Requirements -
List each line of the data in which the string "aláírásával" appears.
============================================================
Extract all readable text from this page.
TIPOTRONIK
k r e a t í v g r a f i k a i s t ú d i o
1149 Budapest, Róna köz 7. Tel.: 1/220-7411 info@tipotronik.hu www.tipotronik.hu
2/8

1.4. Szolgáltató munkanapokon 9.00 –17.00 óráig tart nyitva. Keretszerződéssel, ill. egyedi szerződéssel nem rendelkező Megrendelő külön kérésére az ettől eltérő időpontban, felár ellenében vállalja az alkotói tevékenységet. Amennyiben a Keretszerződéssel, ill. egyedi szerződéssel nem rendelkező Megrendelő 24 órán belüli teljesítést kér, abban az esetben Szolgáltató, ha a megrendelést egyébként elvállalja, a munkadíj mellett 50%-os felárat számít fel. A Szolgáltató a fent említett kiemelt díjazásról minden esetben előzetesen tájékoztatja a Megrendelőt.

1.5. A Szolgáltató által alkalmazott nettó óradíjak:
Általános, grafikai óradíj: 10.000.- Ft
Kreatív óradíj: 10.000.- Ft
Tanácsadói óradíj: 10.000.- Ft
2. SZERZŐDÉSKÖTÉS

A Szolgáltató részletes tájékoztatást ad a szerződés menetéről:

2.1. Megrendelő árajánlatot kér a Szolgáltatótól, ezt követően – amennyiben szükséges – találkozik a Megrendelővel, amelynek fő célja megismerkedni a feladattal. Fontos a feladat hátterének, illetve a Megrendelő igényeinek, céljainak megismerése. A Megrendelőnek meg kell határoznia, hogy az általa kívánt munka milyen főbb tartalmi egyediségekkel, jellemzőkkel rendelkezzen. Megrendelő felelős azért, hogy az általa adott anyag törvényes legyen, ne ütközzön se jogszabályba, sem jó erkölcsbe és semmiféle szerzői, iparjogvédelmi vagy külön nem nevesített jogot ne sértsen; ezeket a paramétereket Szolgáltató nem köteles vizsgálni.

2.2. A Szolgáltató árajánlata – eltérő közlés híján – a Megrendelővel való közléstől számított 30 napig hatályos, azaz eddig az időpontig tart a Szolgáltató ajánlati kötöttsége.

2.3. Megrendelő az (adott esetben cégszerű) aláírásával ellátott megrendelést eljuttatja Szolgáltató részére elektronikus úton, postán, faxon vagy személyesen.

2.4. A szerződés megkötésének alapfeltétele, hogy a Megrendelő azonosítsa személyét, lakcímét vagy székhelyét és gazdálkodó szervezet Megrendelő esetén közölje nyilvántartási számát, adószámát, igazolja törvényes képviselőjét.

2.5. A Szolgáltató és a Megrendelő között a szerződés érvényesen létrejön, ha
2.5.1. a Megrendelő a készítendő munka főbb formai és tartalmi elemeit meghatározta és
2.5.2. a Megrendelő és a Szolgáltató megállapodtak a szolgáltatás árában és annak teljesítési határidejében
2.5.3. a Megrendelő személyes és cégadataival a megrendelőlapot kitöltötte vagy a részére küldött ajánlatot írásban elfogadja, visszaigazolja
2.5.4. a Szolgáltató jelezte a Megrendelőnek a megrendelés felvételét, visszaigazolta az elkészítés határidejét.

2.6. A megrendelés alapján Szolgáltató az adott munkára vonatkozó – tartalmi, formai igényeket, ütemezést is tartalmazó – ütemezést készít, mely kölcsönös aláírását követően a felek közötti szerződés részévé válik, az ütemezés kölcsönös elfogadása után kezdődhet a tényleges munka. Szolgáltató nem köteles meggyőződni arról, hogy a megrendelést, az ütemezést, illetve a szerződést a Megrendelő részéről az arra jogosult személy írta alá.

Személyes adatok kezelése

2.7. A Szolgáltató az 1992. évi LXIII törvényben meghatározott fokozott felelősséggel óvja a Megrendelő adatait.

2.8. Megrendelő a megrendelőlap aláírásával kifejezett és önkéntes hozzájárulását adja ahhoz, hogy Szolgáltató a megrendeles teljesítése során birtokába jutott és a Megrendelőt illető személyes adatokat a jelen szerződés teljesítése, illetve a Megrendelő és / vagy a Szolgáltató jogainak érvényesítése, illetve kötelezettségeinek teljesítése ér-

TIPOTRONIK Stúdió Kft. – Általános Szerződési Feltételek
============================================================
Response -
2.3. Megrendelő az (adott esetben cégszerű) aláírásával ellátott megrendelést eljuttatja Szolgáltató részére elektronikus úton, postán, faxon vagy személyesen.
2.8. Megrendelő a megrendelőlap aláírásával kifejezett és önkéntes hozzájárulását adja ahhoz, hogy Szolgáltató a megrendeles teljesítése során birtokába jutott és a Megrendelőt illető személyes adatokat a jelen szerződés teljesítése, illetve a Megrendelő és / vagy a Szolgáltató jogainak érvényesítése, illetve kötelezettségeinek teljesítése ér-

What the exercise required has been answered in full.